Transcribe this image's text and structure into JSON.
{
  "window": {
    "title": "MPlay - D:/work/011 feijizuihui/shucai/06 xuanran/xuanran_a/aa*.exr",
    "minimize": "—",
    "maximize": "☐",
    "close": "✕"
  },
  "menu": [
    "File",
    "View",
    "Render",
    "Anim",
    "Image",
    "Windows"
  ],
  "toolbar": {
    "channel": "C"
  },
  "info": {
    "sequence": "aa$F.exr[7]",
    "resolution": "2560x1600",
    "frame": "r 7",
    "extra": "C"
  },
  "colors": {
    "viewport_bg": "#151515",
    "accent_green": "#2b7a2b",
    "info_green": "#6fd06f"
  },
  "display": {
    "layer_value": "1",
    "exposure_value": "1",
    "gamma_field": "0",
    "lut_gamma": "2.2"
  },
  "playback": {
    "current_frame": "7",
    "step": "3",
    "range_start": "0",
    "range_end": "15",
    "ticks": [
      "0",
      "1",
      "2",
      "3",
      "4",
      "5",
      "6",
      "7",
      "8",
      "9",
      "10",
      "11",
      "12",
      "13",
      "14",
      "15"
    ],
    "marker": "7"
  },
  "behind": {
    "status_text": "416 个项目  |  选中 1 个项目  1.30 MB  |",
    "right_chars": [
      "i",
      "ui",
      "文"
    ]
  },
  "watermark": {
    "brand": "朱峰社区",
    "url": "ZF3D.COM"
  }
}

» Your goal
Without changing a word, restate the whole listing.

» Response
Transcribe this image's text and structure into JSON.
{
  "window": {
    "title": "MPlay - D:/work/011 feijizuihui/shucai/06 xuanran/xuanran_a/aa*.exr",
    "minimize": "—",
    "maximize": "☐",
    "close": "✕"
  },
  "menu": [
    "File",
    "View",
    "Render",
    "Anim",
    "Image",
    "Windows"
  ],
  "toolbar": {
    "channel": "C"
  },
  "info": {
    "sequence": "aa$F.exr[7]",
    "resolution": "2560x1600",
    "frame": "r 7",
    "extra": "C"
  },
  "colors": {
    "viewport_bg": "#151515",
    "accent_green": "#2b7a2b",
    "info_green": "#6fd06f"
  },
  "display": {
    "layer_value": "1",
    "exposure_value": "1",
    "gamma_field": "0",
    "lut_gamma": "2.2"
  },
  "playback": {
    "current_frame": "7",
    "step": "3",
    "range_start": "0",
    "range_end": "15",
    "ticks": [
      "0",
      "1",
      "2",
      "3",
      "4",
      "5",
      "6",
      "7",
      "8",
      "9",
      "10",
      "11",
      "12",
      "13",
      "14",
      "15"
    ],
    "marker": "7"
  },
  "behind": {
    "status_text": "416 个项目  |  选中 1 个项目  1.30 MB  |",
    "right_chars": [
      "i",
      "ui",
      "文"
    ]
  },
  "watermark": {
    "brand": "朱峰社区",
    "url": "ZF3D.COM"
  }
}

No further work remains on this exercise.